[Start of Extracted entries]
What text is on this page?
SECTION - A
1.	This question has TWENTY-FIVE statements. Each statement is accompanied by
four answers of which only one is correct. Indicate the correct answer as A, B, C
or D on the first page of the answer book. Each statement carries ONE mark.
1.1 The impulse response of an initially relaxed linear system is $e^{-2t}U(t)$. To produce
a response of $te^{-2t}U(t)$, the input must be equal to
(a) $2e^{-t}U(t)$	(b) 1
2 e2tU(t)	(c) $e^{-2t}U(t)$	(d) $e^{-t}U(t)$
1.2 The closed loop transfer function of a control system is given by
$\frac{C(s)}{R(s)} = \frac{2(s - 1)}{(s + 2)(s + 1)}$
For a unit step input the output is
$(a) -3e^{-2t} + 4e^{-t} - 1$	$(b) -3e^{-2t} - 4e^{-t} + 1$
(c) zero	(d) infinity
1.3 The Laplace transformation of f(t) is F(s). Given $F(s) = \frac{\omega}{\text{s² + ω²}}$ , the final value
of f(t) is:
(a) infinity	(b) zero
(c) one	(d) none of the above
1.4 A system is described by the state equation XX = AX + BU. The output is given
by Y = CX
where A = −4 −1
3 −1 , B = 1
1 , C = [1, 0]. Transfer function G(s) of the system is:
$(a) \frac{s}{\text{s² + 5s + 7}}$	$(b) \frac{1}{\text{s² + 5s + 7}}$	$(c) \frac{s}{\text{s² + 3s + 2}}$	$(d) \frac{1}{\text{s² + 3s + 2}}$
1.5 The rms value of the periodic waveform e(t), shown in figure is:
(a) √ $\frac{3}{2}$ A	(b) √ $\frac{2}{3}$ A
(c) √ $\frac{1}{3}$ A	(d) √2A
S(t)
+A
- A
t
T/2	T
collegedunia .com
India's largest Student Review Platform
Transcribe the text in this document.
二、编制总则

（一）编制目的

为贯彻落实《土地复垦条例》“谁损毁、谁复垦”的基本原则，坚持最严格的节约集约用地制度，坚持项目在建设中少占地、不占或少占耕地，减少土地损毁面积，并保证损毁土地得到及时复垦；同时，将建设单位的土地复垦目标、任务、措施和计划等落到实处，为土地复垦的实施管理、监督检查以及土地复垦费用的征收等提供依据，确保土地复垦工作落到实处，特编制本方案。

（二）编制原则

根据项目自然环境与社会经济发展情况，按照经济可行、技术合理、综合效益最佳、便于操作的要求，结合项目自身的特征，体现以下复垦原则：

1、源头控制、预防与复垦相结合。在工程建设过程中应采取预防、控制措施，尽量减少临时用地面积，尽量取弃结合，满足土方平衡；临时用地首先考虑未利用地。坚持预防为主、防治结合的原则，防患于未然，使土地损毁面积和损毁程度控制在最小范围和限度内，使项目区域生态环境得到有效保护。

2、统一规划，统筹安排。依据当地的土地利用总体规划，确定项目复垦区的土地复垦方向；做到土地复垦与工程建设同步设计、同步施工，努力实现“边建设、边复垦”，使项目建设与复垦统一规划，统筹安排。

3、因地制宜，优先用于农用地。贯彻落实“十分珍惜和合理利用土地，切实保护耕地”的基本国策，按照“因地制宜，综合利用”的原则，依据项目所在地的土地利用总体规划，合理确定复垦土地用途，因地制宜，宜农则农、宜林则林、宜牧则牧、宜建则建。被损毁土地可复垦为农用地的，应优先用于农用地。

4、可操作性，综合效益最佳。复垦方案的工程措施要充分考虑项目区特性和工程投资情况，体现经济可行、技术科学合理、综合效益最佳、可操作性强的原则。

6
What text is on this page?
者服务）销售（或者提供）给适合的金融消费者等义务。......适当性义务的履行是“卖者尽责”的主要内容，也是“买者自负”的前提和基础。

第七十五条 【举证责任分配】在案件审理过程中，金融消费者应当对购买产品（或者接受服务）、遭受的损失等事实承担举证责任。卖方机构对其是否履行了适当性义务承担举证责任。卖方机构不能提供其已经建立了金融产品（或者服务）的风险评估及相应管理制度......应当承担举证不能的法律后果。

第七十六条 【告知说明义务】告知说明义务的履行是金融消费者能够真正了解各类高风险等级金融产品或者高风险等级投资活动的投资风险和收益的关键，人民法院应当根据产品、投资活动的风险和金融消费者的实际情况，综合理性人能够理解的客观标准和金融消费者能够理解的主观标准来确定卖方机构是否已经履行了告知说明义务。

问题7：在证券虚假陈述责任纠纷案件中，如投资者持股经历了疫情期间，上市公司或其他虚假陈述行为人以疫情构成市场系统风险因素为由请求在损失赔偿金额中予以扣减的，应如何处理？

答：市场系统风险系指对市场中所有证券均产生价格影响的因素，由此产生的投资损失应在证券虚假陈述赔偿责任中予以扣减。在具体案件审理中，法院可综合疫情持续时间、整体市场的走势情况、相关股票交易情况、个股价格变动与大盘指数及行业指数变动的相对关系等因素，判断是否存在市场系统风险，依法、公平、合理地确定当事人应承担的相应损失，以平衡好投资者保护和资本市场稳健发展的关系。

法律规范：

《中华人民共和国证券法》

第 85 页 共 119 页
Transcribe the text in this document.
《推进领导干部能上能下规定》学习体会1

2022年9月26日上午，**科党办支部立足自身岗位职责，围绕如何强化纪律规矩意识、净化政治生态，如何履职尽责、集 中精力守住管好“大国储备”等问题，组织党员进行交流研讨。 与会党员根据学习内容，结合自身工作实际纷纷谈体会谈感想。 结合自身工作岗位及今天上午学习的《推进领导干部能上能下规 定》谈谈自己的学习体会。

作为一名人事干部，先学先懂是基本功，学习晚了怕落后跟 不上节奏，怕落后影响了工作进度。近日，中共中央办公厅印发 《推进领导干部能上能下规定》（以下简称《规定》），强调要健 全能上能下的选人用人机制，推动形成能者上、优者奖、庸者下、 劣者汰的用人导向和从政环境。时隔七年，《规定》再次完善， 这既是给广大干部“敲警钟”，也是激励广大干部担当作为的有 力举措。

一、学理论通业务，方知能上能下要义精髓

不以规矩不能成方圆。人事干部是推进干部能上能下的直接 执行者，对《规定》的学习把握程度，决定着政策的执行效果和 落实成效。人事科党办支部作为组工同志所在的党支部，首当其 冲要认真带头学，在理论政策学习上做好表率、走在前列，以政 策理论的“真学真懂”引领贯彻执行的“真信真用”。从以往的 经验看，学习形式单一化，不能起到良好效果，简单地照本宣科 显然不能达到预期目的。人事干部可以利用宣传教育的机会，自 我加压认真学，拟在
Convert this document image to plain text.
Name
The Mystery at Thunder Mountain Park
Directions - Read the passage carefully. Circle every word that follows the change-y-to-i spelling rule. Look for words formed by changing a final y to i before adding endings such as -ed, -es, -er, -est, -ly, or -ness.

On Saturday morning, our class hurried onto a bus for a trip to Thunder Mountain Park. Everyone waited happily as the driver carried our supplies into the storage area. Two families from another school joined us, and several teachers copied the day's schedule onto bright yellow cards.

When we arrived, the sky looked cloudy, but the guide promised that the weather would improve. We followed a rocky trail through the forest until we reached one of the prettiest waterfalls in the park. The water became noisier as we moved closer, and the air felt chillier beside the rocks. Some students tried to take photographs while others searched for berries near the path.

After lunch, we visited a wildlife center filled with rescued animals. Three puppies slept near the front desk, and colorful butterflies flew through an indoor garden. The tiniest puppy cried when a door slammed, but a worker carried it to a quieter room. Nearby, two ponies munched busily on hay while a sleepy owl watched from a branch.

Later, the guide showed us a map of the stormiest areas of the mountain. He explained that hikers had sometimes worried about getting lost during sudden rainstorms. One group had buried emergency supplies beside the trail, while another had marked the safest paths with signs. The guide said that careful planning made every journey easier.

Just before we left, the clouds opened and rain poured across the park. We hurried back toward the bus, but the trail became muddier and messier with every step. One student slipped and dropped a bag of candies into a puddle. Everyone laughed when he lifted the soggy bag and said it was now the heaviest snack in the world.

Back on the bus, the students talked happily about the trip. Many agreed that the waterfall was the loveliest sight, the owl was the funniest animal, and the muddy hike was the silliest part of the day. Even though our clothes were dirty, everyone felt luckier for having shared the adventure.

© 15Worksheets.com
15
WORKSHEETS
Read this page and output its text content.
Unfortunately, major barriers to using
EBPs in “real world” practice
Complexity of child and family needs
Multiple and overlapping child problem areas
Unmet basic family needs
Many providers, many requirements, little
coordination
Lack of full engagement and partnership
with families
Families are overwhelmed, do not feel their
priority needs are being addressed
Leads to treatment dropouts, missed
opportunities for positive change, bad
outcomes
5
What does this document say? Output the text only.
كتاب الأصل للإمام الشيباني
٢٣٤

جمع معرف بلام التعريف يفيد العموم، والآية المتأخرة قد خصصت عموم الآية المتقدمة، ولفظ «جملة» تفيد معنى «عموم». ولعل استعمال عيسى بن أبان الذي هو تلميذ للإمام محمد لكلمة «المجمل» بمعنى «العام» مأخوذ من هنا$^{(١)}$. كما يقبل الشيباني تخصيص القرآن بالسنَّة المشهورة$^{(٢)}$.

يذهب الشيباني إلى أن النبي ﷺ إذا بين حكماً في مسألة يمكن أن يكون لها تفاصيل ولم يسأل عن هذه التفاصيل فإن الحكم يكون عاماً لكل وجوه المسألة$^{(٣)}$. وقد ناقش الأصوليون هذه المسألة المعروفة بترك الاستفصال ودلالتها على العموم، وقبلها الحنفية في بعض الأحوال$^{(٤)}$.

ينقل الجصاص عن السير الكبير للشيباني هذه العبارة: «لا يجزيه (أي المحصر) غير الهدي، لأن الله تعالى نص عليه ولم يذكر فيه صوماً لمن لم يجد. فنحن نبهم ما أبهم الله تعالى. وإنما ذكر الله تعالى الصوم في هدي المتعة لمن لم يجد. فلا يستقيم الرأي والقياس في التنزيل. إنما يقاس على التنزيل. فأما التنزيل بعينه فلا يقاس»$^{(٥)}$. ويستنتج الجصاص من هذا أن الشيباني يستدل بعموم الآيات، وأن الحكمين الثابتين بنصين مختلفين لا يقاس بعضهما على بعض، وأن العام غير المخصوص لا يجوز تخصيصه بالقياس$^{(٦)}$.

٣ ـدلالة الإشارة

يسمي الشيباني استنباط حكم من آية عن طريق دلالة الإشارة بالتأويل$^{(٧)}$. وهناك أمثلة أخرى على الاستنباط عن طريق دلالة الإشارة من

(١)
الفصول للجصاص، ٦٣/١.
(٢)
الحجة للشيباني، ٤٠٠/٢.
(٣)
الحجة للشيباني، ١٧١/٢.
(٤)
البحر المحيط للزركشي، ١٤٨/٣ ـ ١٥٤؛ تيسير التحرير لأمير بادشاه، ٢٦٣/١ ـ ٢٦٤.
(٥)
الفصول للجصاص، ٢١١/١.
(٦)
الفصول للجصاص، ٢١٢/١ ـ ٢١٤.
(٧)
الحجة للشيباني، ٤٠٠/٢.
[End of Extracted entries]
> **What this task involves**
Return a copy of every line that includes the word "areas".

> **Written answer**
Later, the guide showed us a map of the stormiest areas of the mountain. He explained that hikers had sometimes worried about getting lost during sudden rainstorms. One group had buried emergency supplies beside the trail, while another had marked the safest paths with signs. The guide said that careful planning made every journey easier.
Multiple and overlapping child problem areas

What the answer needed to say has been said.